### [What you need to do]
Look in the data below for the line that contains "What text is on this page?". Copy that line and the remaining lines exactly.

— Begin Given information —

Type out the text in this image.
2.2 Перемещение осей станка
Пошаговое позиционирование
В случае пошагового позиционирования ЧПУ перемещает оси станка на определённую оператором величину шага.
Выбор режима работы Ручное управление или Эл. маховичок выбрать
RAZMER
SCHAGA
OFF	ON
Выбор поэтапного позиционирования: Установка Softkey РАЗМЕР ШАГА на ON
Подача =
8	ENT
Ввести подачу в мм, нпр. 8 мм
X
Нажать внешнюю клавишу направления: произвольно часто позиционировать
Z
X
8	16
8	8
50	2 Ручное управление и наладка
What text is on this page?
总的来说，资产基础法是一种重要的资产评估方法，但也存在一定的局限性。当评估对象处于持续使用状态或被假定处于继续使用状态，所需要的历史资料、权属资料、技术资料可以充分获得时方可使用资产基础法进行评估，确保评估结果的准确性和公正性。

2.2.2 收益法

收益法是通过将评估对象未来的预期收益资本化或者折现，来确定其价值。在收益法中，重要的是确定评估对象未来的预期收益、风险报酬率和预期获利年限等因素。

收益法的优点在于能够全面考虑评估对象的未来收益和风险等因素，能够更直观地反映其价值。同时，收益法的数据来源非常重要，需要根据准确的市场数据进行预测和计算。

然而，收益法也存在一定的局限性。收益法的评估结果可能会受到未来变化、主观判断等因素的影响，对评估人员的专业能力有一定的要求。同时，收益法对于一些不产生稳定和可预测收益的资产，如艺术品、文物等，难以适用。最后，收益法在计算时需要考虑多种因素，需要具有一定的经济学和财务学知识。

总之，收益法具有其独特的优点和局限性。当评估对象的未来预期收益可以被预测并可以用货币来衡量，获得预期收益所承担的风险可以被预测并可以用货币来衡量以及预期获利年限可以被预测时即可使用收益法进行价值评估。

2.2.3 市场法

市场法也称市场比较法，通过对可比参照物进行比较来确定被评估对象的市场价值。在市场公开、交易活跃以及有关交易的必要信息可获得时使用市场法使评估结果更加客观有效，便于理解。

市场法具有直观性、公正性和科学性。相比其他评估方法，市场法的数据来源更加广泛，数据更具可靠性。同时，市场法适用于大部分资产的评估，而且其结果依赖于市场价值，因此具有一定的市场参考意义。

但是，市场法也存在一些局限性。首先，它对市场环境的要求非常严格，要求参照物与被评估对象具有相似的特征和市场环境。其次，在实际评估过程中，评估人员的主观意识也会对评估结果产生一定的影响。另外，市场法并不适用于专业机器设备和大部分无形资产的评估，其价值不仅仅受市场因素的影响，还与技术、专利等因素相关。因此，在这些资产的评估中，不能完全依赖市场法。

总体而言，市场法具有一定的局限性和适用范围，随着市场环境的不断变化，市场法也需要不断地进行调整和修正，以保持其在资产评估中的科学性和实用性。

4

— End Given information —

### [Finished answer]
What text is on this page?
总的来说，资产基础法是一种重要的资产评估方法，但也存在一定的局限性。当评估对象处于持续使用状态或被假定处于继续使用状态，所需要的历史资料、权属资料、技术资料可以充分获得时方可使用资产基础法进行评估，确保评估结果的准确性和公正性。

2.2.2 收益法

收益法是通过将评估对象未来的预期收益资本化或者折现，来确定其价值。在收益法中，重要的是确定评估对象未来的预期收益、风险报酬率和预期获利年限等因素。

收益法的优点在于能够全面考虑评估对象的未来收益和风险等因素，能够更直观地反映其价值。同时，收益法的数据来源非常重要，需要根据准确的市场数据进行预测和计算。

然而，收益法也存在一定的局限性。收益法的评估结果可能会受到未来变化、主观判断等因素的影响，对评估人员的专业能力有一定的要求。同时，收益法对于一些不产生稳定和可预测收益的资产，如艺术品、文物等，难以适用。最后，收益法在计算时需要考虑多种因素，需要具有一定的经济学和财务学知识。

总之，收益法具有其独特的优点和局限性。当评估对象的未来预期收益可以被预测并可以用货币来衡量，获得预期收益所承担的风险可以被预测并可以用货币来衡量以及预期获利年限可以被预测时即可使用收益法进行价值评估。

2.2.3 市场法

市场法也称市场比较法，通过对可比参照物进行比较来确定被评估对象的市场价值。在市场公开、交易活跃以及有关交易的必要信息可获得时使用市场法使评估结果更加客观有效，便于理解。

市场法具有直观性、公正性和科学性。相比其他评估方法，市场法的数据来源更加广泛，数据更具可靠性。同时，市场法适用于大部分资产的评估，而且其结果依赖于市场价值，因此具有一定的市场参考意义。

但是，市场法也存在一些局限性。首先，它对市场环境的要求非常严格，要求参照物与被评估对象具有相似的特征和市场环境。其次，在实际评估过程中，评估人员的主观意识也会对评估结果产生一定的影响。另外，市场法并不适用于专业机器设备和大部分无形资产的评估，其价值不仅仅受市场因素的影响，还与技术、专利等因素相关。因此，在这些资产的评估中，不能完全依赖市场法。

总体而言，市场法具有一定的局限性和适用范围，随着市场环境的不断变化，市场法也需要不断地进行调整和修正，以保持其在资产评估中的科学性和实用性。

4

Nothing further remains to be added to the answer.